Output the lines that follow exactly as they are.

* [Records for this task]:
++++++++++
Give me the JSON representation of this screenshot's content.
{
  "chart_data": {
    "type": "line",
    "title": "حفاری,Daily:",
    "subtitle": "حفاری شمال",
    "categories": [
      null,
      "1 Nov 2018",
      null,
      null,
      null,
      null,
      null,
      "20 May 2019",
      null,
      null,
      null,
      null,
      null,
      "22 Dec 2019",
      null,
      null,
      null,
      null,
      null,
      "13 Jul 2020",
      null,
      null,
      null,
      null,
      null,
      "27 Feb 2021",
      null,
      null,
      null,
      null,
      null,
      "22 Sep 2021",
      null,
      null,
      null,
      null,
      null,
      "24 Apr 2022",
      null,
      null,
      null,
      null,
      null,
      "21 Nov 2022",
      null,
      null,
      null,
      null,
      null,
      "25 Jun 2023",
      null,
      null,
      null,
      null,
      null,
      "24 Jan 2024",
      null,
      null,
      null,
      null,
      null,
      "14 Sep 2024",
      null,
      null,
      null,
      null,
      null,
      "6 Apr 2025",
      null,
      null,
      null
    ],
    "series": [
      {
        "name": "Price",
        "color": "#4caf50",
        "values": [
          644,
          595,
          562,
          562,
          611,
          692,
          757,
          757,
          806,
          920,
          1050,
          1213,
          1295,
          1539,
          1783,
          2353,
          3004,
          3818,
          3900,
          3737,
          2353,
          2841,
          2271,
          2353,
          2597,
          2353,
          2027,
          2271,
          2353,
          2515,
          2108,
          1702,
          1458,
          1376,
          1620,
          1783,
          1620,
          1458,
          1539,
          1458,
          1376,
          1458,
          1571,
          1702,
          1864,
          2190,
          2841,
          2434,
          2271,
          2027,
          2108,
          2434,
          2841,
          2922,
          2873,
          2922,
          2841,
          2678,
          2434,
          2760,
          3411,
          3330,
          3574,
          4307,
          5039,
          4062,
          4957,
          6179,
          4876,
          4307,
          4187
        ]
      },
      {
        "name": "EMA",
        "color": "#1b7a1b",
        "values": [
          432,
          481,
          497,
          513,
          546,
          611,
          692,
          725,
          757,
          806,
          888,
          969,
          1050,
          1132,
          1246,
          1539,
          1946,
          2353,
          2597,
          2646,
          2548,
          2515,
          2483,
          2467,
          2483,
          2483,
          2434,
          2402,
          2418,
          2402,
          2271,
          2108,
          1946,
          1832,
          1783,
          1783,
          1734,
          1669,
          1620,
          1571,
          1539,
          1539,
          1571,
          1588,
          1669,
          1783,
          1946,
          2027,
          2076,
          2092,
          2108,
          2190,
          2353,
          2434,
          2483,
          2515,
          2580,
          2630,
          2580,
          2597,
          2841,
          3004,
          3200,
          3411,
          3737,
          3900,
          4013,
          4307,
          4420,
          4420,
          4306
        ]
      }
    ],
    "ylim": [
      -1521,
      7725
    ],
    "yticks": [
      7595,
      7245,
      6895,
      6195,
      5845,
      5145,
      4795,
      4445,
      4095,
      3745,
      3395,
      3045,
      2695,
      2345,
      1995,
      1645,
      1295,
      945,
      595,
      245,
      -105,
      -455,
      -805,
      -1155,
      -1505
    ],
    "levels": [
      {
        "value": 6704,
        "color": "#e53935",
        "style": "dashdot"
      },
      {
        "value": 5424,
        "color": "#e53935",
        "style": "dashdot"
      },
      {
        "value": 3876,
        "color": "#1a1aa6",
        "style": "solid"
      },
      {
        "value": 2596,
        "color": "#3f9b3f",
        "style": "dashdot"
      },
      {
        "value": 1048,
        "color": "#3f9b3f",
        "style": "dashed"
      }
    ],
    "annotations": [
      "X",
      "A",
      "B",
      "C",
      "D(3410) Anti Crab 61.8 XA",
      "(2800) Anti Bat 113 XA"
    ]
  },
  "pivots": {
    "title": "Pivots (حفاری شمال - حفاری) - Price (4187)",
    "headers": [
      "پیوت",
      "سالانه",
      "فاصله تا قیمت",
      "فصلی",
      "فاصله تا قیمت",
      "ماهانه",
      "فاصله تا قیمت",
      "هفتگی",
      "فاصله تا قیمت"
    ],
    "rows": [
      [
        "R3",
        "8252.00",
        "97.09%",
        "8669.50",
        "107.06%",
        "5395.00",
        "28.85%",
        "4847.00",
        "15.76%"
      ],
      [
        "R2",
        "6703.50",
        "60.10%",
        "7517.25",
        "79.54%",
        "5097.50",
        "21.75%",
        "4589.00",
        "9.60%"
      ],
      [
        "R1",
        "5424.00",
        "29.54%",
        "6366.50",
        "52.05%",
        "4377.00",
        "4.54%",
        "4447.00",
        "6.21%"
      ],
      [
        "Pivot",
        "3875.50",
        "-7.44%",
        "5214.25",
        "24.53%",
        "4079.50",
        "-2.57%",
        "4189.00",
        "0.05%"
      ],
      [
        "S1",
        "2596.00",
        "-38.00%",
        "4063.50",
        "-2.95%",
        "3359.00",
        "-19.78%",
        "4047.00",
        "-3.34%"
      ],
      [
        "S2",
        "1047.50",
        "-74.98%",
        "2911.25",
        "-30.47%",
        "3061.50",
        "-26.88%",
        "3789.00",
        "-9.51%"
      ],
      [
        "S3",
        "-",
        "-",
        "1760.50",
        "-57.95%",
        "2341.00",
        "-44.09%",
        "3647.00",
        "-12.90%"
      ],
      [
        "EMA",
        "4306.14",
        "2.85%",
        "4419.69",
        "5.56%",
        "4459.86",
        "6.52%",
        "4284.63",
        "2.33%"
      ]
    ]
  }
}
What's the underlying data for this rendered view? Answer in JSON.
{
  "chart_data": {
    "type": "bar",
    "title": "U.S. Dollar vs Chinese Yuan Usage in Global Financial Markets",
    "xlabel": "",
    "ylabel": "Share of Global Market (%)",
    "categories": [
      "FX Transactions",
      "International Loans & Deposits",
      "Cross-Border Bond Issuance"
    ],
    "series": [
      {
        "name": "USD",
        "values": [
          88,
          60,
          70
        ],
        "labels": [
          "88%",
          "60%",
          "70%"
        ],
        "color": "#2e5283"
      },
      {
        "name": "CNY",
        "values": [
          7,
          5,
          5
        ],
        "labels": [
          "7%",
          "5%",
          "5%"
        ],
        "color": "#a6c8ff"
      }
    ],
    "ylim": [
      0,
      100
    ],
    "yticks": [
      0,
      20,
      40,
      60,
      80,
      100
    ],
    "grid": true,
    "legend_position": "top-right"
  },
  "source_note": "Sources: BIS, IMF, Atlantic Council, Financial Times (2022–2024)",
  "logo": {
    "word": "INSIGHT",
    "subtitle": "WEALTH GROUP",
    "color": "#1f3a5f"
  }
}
++++++++++
* [Exercise answer]:
Give me the JSON representation of this screenshot's content.
{
  "chart_data": {
    "type": "line",
    "title": "حفاری,Daily:",
    "subtitle": "حفاری شمال",
    "categories": [
      null,
      "1 Nov 2018",
      null,
      null,
      null,
      null,
      null,
      "20 May 2019",
      null,
      null,
      null,
      null,
      null,
      "22 Dec 2019",
      null,
      null,
      null,
      null,
      null,
      "13 Jul 2020",
      null,
      null,
      null,
      null,
      null,
      "27 Feb 2021",
      null,
      null,
      null,
      null,
      null,
      "22 Sep 2021",
      null,
      null,
      null,
      null,
      null,
      "24 Apr 2022",
      null,
      null,
      null,
      null,
      null,
      "21 Nov 2022",
      null,
      null,
      null,
      null,
      null,
      "25 Jun 2023",
      null,
      null,
      null,
      null,
      null,
      "24 Jan 2024",
      null,
      null,
      null,
      null,
      null,
      "14 Sep 2024",
      null,
      null,
      null,
      null,
      null,
      "6 Apr 2025",
      null,
      null,
      null
    ],
    "series": [
      {
        "name": "Price",
        "color": "#4caf50",
        "values": [
          644,
          595,
          562,
          562,
          611,
          692,
          757,
          757,
          806,
          920,
          1050,
          1213,
          1295,
          1539,
          1783,
          2353,
          3004,
          3818,
          3900,
          3737,
          2353,
          2841,
          2271,
          2353,
          2597,
          2353,
          2027,
          2271,
          2353,
          2515,
          2108,
          1702,
          1458,
          1376,
          1620,
          1783,
          1620,
          1458,
          1539,
          1458,
          1376,
          1458,
          1571,
          1702,
          1864,
          2190,
          2841,
          2434,
          2271,
          2027,
          2108,
          2434,
          2841,
          2922,
          2873,
          2922,
          2841,
          2678,
          2434,
          2760,
          3411,
          3330,
          3574,
          4307,
          5039,
          4062,
          4957,
          6179,
          4876,
          4307,
          4187
        ]
      },
      {
        "name": "EMA",
        "color": "#1b7a1b",
        "values": [
          432,
          481,
          497,
          513,
          546,
          611,
          692,
          725,
          757,
          806,
          888,
          969,
          1050,
          1132,
          1246,
          1539,
          1946,
          2353,
          2597,
          2646,
          2548,
          2515,
          2483,
          2467,
          2483,
          2483,
          2434,
          2402,
          2418,
          2402,
          2271,
          2108,
          1946,
          1832,
          1783,
          1783,
          1734,
          1669,
          1620,
          1571,
          1539,
          1539,
          1571,
          1588,
          1669,
          1783,
          1946,
          2027,
          2076,
          2092,
          2108,
          2190,
          2353,
          2434,
          2483,
          2515,
          2580,
          2630,
          2580,
          2597,
          2841,
          3004,
          3200,
          3411,
          3737,
          3900,
          4013,
          4307,
          4420,
          4420,
          4306
        ]
      }
    ],
    "ylim": [
      -1521,
      7725
    ],
    "yticks": [
      7595,
      7245,
      6895,
      6195,
      5845,
      5145,
      4795,
      4445,
      4095,
      3745,
      3395,
      3045,
      2695,
      2345,
      1995,
      1645,
      1295,
      945,
      595,
      245,
      -105,
      -455,
      -805,
      -1155,
      -1505
    ],
    "levels": [
      {
        "value": 6704,
        "color": "#e53935",
        "style": "dashdot"
      },
      {
        "value": 5424,
        "color": "#e53935",
        "style": "dashdot"
      },
      {
        "value": 3876,
        "color": "#1a1aa6",
        "style": "solid"
      },
      {
        "value": 2596,
        "color": "#3f9b3f",
        "style": "dashdot"
      },
      {
        "value": 1048,
        "color": "#3f9b3f",
        "style": "dashed"
      }
    ],
    "annotations": [
      "X",
      "A",
      "B",
      "C",
      "D(3410) Anti Crab 61.8 XA",
      "(2800) Anti Bat 113 XA"
    ]
  },
  "pivots": {
    "title": "Pivots (حفاری شمال - حفاری) - Price (4187)",
    "headers": [
      "پیوت",
      "سالانه",
      "فاصله تا قیمت",
      "فصلی",
      "فاصله تا قیمت",
      "ماهانه",
      "فاصله تا قیمت",
      "هفتگی",
      "فاصله تا قیمت"
    ],
    "rows": [
      [
        "R3",
        "8252.00",
        "97.09%",
        "8669.50",
        "107.06%",
        "5395.00",
        "28.85%",
        "4847.00",
        "15.76%"
      ],
      [
        "R2",
        "6703.50",
        "60.10%",
        "7517.25",
        "79.54%",
        "5097.50",
        "21.75%",
        "4589.00",
        "9.60%"
      ],
      [
        "R1",
        "5424.00",
        "29.54%",
        "6366.50",
        "52.05%",
        "4377.00",
        "4.54%",
        "4447.00",
        "6.21%"
      ],
      [
        "Pivot",
        "3875.50",
        "-7.44%",
        "5214.25",
        "24.53%",
        "4079.50",
        "-2.57%",
        "4189.00",
        "0.05%"
      ],
      [
        "S1",
        "2596.00",
        "-38.00%",
        "4063.50",
        "-2.95%",
        "3359.00",
        "-19.78%",
        "4047.00",
        "-3.34%"
      ],
      [
        "S2",
        "1047.50",
        "-74.98%",
        "2911.25",
        "-30.47%",
        "3061.50",
        "-26.88%",
        "3789.00",
        "-9.51%"
      ],
      [
        "S3",
        "-",
        "-",
        "1760.50",
        "-57.95%",
        "2341.00",
        "-44.09%",
        "3647.00",
        "-12.90%"
      ],
      [
        "EMA",
        "4306.14",
        "2.85%",
        "4419.69",
        "5.56%",
        "4459.86",
        "6.52%",
        "4284.63",
        "2.33%"
      ]
    ]
  }
}
What's the underlying data for this rendered view? Answer in JSON.
{
  "chart_data": {
    "type": "bar",
    "title": "U.S. Dollar vs Chinese Yuan Usage in Global Financial Markets",
    "xlabel": "",
    "ylabel": "Share of Global Market (%)",
    "categories": [
      "FX Transactions",
      "International Loans & Deposits",
      "Cross-Border Bond Issuance"
    ],
    "series": [
      {
        "name": "USD",
        "values": [
          88,
          60,
          70
        ],
        "labels": [
          "88%",
          "60%",
          "70%"
        ],
        "color": "#2e5283"
      },
      {
        "name": "CNY",
        "values": [
          7,
          5,
          5
        ],
        "labels": [
          "7%",
          "5%",
          "5%"
        ],
        "color": "#a6c8ff"
      }
    ],
    "ylim": [
      0,
      100
    ],
    "yticks": [
      0,
      20,
      40,
      60,
      80,
      100
    ],
    "grid": true,
    "legend_position": "top-right"
  },
  "source_note": "Sources: BIS, IMF, Atlantic Council, Financial Times (2022–2024)",
  "logo": {
    "word": "INSIGHT",
    "subtitle": "WEALTH GROUP",
    "color": "#1f3a5f"
  }
}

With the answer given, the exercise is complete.